[WHAT YOU NEED TO DO]
1. Answer these questions about the TTY driver fixes reply, each on its own line, marked (a), (b), (c):
(a) At what address was the kernel unable to handle a paging request?
(b) In which function is the mutex_lock_interruptible call located?
(c) Which call in n_tty_open() does the last paragraph say can fail?
2. Copy the part of the TTY driver fixes reply starting at "I don't think" and ending at "panic in tty_set_ldisc()/tty_ldisc_restore()", without changing anything.

[PAGE EXCERPT]
Re: [GIT PULL] TTY/Serial driver fixes for 4.11-rc4

From: Vegard Nossum
Date: Fri Apr 14 2017 - 05:41:35 EST


On 13 April 2017 at 20:34, Greg KH <gregkh@xxxxxxxxxxxxxxxxxxx> wrote:
> On Thu, Apr 13, 2017 at 09:07:40AM -0700, Linus Torvalds wrote:
>> On Thu, Apr 13, 2017 at 3:50 AM, Vegard Nossum <vegard.nossum@xxxxxxxxx> wrote:
>> >
>> > I've bisected a syzkaller crash down to this commit
>> > (5362544bebe85071188dd9e479b5a5040841c895). The crash is:
>> >
>> > [ 25.137552] BUG: unable to handle kernel paging request at 0000000000002280
>> > [ 25.137579] IP: mutex_lock_interruptible+0xb/0x30
>>
>> It would seem to be the
>>
>> if (mutex_lock_interruptible(&ldata->atomic_read_lock))
>>
>> call in n_tty_read(), the offset is about right for a NULL 'ldata'
>> pointer (it's a big structure, it has a couple of character buffers of
>> size N_TTY_BUF_SIZE).
>>
>> I don't see the obvious fix, so I suspect at this point we should just
>> revert, as that commit seems to introduce worse problems that it is
>> supposed to fix. Greg?
>
> Unless Dmitry has a better idea, I will just revert it and send you the
> pull request in a day or so.

I don't think we need to rush a revert, I'd hope there's a way to fix
it properly.

So the original problem is that the vmalloc() in n_tty_open() can
fail, and that will panic in tty_set_ldisc()/tty_ldisc_restore()

[MATERIAL]
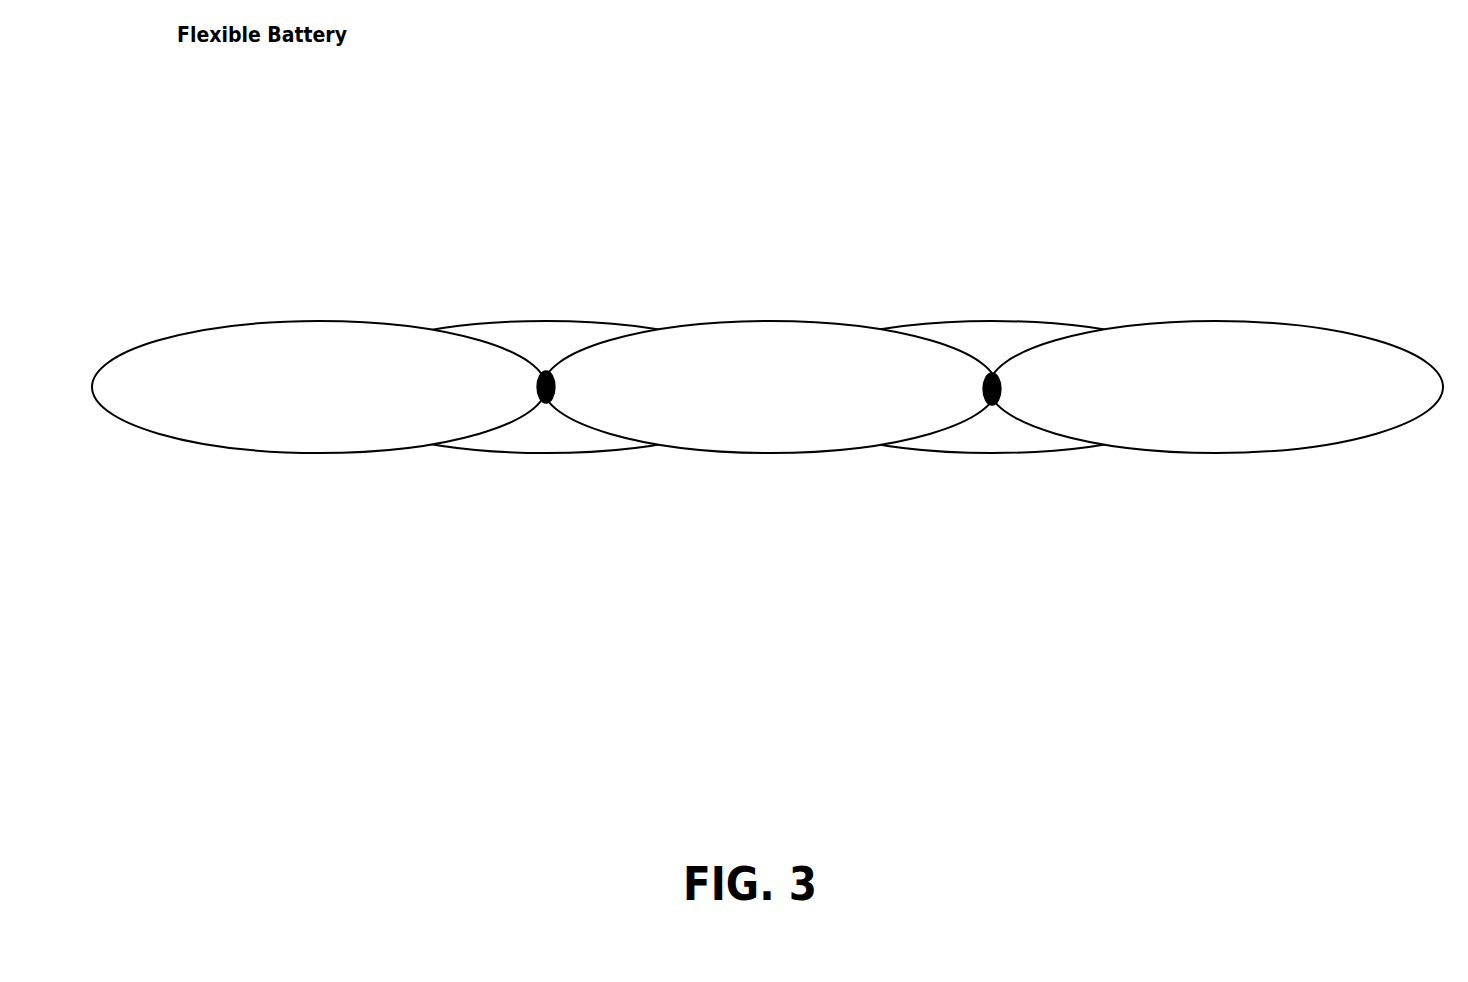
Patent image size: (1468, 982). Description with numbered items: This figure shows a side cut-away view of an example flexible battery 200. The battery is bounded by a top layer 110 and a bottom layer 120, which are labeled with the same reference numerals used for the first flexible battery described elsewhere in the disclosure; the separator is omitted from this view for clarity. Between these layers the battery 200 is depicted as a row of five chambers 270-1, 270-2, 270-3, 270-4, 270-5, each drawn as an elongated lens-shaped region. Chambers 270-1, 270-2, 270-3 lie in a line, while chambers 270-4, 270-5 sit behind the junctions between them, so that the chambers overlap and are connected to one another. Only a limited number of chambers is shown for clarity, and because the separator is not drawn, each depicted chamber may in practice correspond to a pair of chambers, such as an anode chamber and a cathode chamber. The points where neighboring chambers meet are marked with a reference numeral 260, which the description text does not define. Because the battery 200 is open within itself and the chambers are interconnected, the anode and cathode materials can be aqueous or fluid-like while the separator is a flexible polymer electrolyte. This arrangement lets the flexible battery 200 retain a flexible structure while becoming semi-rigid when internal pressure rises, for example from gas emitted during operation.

[WRITTEN ANSWERS]
1.
(a) 0000000000002280
(b) n_tty_read()
(c) vmalloc()

2.
I don't think we need to rush a revert, I'd hope there's a way to fix
it properly.

So the original problem is that the vmalloc() in n_tty_open() can
fail, and that will panic in tty_set_ldisc()/tty_ldisc_restore()